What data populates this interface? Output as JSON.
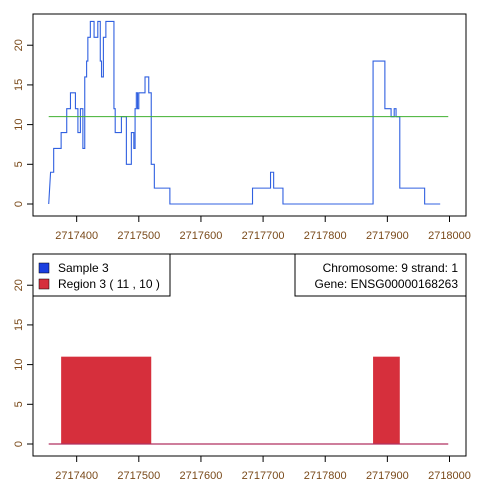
{
  "chart_data": [
    {
      "type": "line",
      "xlim": [
        2717350,
        2718000
      ],
      "ylim": [
        0,
        23
      ],
      "x_ticks": [
        "2717400",
        "2717500",
        "2717600",
        "2717700",
        "2717800",
        "2717900",
        "2718000"
      ],
      "y_ticks": [
        "0",
        "5",
        "10",
        "15",
        "20"
      ],
      "series": [
        {
          "color": "#3060e0",
          "points": [
            [
              2717355,
              0
            ],
            [
              2717358,
              4
            ],
            [
              2717363,
              4
            ],
            [
              2717363,
              7
            ],
            [
              2717375,
              7
            ],
            [
              2717375,
              9
            ],
            [
              2717384,
              9
            ],
            [
              2717384,
              12
            ],
            [
              2717390,
              12
            ],
            [
              2717390,
              14
            ],
            [
              2717398,
              14
            ],
            [
              2717398,
              12
            ],
            [
              2717402,
              12
            ],
            [
              2717402,
              9
            ],
            [
              2717406,
              9
            ],
            [
              2717406,
              12
            ],
            [
              2717410,
              12
            ],
            [
              2717410,
              7
            ],
            [
              2717413,
              7
            ],
            [
              2717413,
              16
            ],
            [
              2717416,
              16
            ],
            [
              2717416,
              18
            ],
            [
              2717418,
              18
            ],
            [
              2717418,
              21
            ],
            [
              2717422,
              21
            ],
            [
              2717422,
              23
            ],
            [
              2717428,
              23
            ],
            [
              2717428,
              21
            ],
            [
              2717434,
              21
            ],
            [
              2717434,
              23
            ],
            [
              2717438,
              23
            ],
            [
              2717438,
              18
            ],
            [
              2717440,
              18
            ],
            [
              2717440,
              16
            ],
            [
              2717443,
              16
            ],
            [
              2717443,
              21
            ],
            [
              2717447,
              21
            ],
            [
              2717447,
              23
            ],
            [
              2717460,
              23
            ],
            [
              2717460,
              12
            ],
            [
              2717462,
              12
            ],
            [
              2717462,
              9
            ],
            [
              2717472,
              9
            ],
            [
              2717472,
              11
            ],
            [
              2717480,
              11
            ],
            [
              2717480,
              5
            ],
            [
              2717488,
              5
            ],
            [
              2717488,
              9
            ],
            [
              2717492,
              9
            ],
            [
              2717492,
              7
            ],
            [
              2717494,
              7
            ],
            [
              2717494,
              12
            ],
            [
              2717496,
              12
            ],
            [
              2717496,
              14
            ],
            [
              2717498,
              14
            ],
            [
              2717498,
              12
            ],
            [
              2717500,
              12
            ],
            [
              2717500,
              14
            ],
            [
              2717510,
              14
            ],
            [
              2717510,
              16
            ],
            [
              2717516,
              16
            ],
            [
              2717516,
              14
            ],
            [
              2717520,
              14
            ],
            [
              2717520,
              5
            ],
            [
              2717525,
              5
            ],
            [
              2717525,
              2
            ],
            [
              2717550,
              2
            ],
            [
              2717550,
              0
            ],
            [
              2717683,
              0
            ],
            [
              2717683,
              2
            ],
            [
              2717712,
              2
            ],
            [
              2717712,
              4
            ],
            [
              2717717,
              4
            ],
            [
              2717717,
              2
            ],
            [
              2717732,
              2
            ],
            [
              2717732,
              0
            ],
            [
              2717877,
              0
            ],
            [
              2717877,
              18
            ],
            [
              2717896,
              18
            ],
            [
              2717896,
              12
            ],
            [
              2717906,
              12
            ],
            [
              2717906,
              11
            ],
            [
              2717911,
              11
            ],
            [
              2717911,
              12
            ],
            [
              2717914,
              12
            ],
            [
              2717914,
              11
            ],
            [
              2717920,
              11
            ],
            [
              2717920,
              2
            ],
            [
              2717960,
              2
            ],
            [
              2717960,
              0
            ],
            [
              2717985,
              0
            ]
          ]
        },
        {
          "color": "#40b030",
          "points": [
            [
              2717355,
              11
            ],
            [
              2717998,
              11
            ]
          ]
        }
      ]
    },
    {
      "type": "bar",
      "xlim": [
        2717350,
        2718000
      ],
      "ylim": [
        0,
        23
      ],
      "x_ticks": [
        "2717400",
        "2717500",
        "2717600",
        "2717700",
        "2717800",
        "2717900",
        "2718000"
      ],
      "y_ticks": [
        "0",
        "5",
        "10",
        "15",
        "20"
      ],
      "baseline": {
        "from": 2717355,
        "to": 2717998,
        "color": "#b03060"
      },
      "regions": [
        {
          "start": 2717375,
          "end": 2717520,
          "value": 11,
          "color": "#d62f3c"
        },
        {
          "start": 2717877,
          "end": 2717920,
          "value": 11,
          "color": "#d62f3c"
        }
      ],
      "legend": [
        {
          "label": "Sample 3",
          "color": "#1a3fe0"
        },
        {
          "label": "Region  3 ( 11 , 10 )",
          "color": "#d62f3c"
        }
      ],
      "info": {
        "line1": "Chromosome: 9  strand: 1",
        "line2": "Gene: ENSG00000168263"
      }
    }
  ]
}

□ □ □ □ □

- [To be done]:
Leave out the pictures and copy the rest of the material above exactly.

- [Task response]:
What data populates this interface? Output as JSON.
{
  "chart_data": [
    {
      "type": "line",
      "xlim": [
        2717350,
        2718000
      ],
      "ylim": [
        0,
        23
      ],
      "x_ticks": [
        "2717400",
        "2717500",
        "2717600",
        "2717700",
        "2717800",
        "2717900",
        "2718000"
      ],
      "y_ticks": [
        "0",
        "5",
        "10",
        "15",
        "20"
      ],
      "series": [
        {
          "color": "#3060e0",
          "points": [
            [
              2717355,
              0
            ],
            [
              2717358,
              4
            ],
            [
              2717363,
              4
            ],
            [
              2717363,
              7
            ],
            [
              2717375,
              7
            ],
            [
              2717375,
              9
            ],
            [
              2717384,
              9
            ],
            [
              2717384,
              12
            ],
            [
              2717390,
              12
            ],
            [
              2717390,
              14
            ],
            [
              2717398,
              14
            ],
            [
              2717398,
              12
            ],
            [
              2717402,
              12
            ],
            [
              2717402,
              9
            ],
            [
              2717406,
              9
            ],
            [
              2717406,
              12
            ],
            [
              2717410,
              12
            ],
            [
              2717410,
              7
            ],
            [
              2717413,
              7
            ],
            [
              2717413,
              16
            ],
            [
              2717416,
              16
            ],
            [
              2717416,
              18
            ],
            [
              2717418,
              18
            ],
            [
              2717418,
              21
            ],
            [
              2717422,
              21
            ],
            [
              2717422,
              23
            ],
            [
              2717428,
              23
            ],
            [
              2717428,
              21
            ],
            [
              2717434,
              21
            ],
            [
              2717434,
              23
            ],
            [
              2717438,
              23
            ],
            [
              2717438,
              18
            ],
            [
              2717440,
              18
            ],
            [
              2717440,
              16
            ],
            [
              2717443,
              16
            ],
            [
              2717443,
              21
            ],
            [
              2717447,
              21
            ],
            [
              2717447,
              23
            ],
            [
              2717460,
              23
            ],
            [
              2717460,
              12
            ],
            [
              2717462,
              12
            ],
            [
              2717462,
              9
            ],
            [
              2717472,
              9
            ],
            [
              2717472,
              11
            ],
            [
              2717480,
              11
            ],
            [
              2717480,
              5
            ],
            [
              2717488,
              5
            ],
            [
              2717488,
              9
            ],
            [
              2717492,
              9
            ],
            [
              2717492,
              7
            ],
            [
              2717494,
              7
            ],
            [
              2717494,
              12
            ],
            [
              2717496,
              12
            ],
            [
              2717496,
              14
            ],
            [
              2717498,
              14
            ],
            [
              2717498,
              12
            ],
            [
              2717500,
              12
            ],
            [
              2717500,
              14
            ],
            [
              2717510,
              14
            ],
            [
              2717510,
              16
            ],
            [
              2717516,
              16
            ],
            [
              2717516,
              14
            ],
            [
              2717520,
              14
            ],
            [
              2717520,
              5
            ],
            [
              2717525,
              5
            ],
            [
              2717525,
              2
            ],
            [
              2717550,
              2
            ],
            [
              2717550,
              0
            ],
            [
              2717683,
              0
            ],
            [
              2717683,
              2
            ],
            [
              2717712,
              2
            ],
            [
              2717712,
              4
            ],
            [
              2717717,
              4
            ],
            [
              2717717,
              2
            ],
            [
              2717732,
              2
            ],
            [
              2717732,
              0
            ],
            [
              2717877,
              0
            ],
            [
              2717877,
              18
            ],
            [
              2717896,
              18
            ],
            [
              2717896,
              12
            ],
            [
              2717906,
              12
            ],
            [
              2717906,
              11
            ],
            [
              2717911,
              11
            ],
            [
              2717911,
              12
            ],
            [
              2717914,
              12
            ],
            [
              2717914,
              11
            ],
            [
              2717920,
              11
            ],
            [
              2717920,
              2
            ],
            [
              2717960,
              2
            ],
            [
              2717960,
              0
            ],
            [
              2717985,
              0
            ]
          ]
        },
        {
          "color": "#40b030",
          "points": [
            [
              2717355,
              11
            ],
            [
              2717998,
              11
            ]
          ]
        }
      ]
    },
    {
      "type": "bar",
      "xlim": [
        2717350,
        2718000
      ],
      "ylim": [
        0,
        23
      ],
      "x_ticks": [
        "2717400",
        "2717500",
        "2717600",
        "2717700",
        "2717800",
        "2717900",
        "2718000"
      ],
      "y_ticks": [
        "0",
        "5",
        "10",
        "15",
        "20"
      ],
      "baseline": {
        "from": 2717355,
        "to": 2717998,
        "color": "#b03060"
      },
      "regions": [
        {
          "start": 2717375,
          "end": 2717520,
          "value": 11,
          "color": "#d62f3c"
        },
        {
          "start": 2717877,
          "end": 2717920,
          "value": 11,
          "color": "#d62f3c"
        }
      ],
      "legend": [
        {
          "label": "Sample 3",
          "color": "#1a3fe0"
        },
        {
          "label": "Region  3 ( 11 , 10 )",
          "color": "#d62f3c"
        }
      ],
      "info": {
        "line1": "Chromosome: 9  strand: 1",
        "line2": "Gene: ENSG00000168263"
      }
    }
  ]
}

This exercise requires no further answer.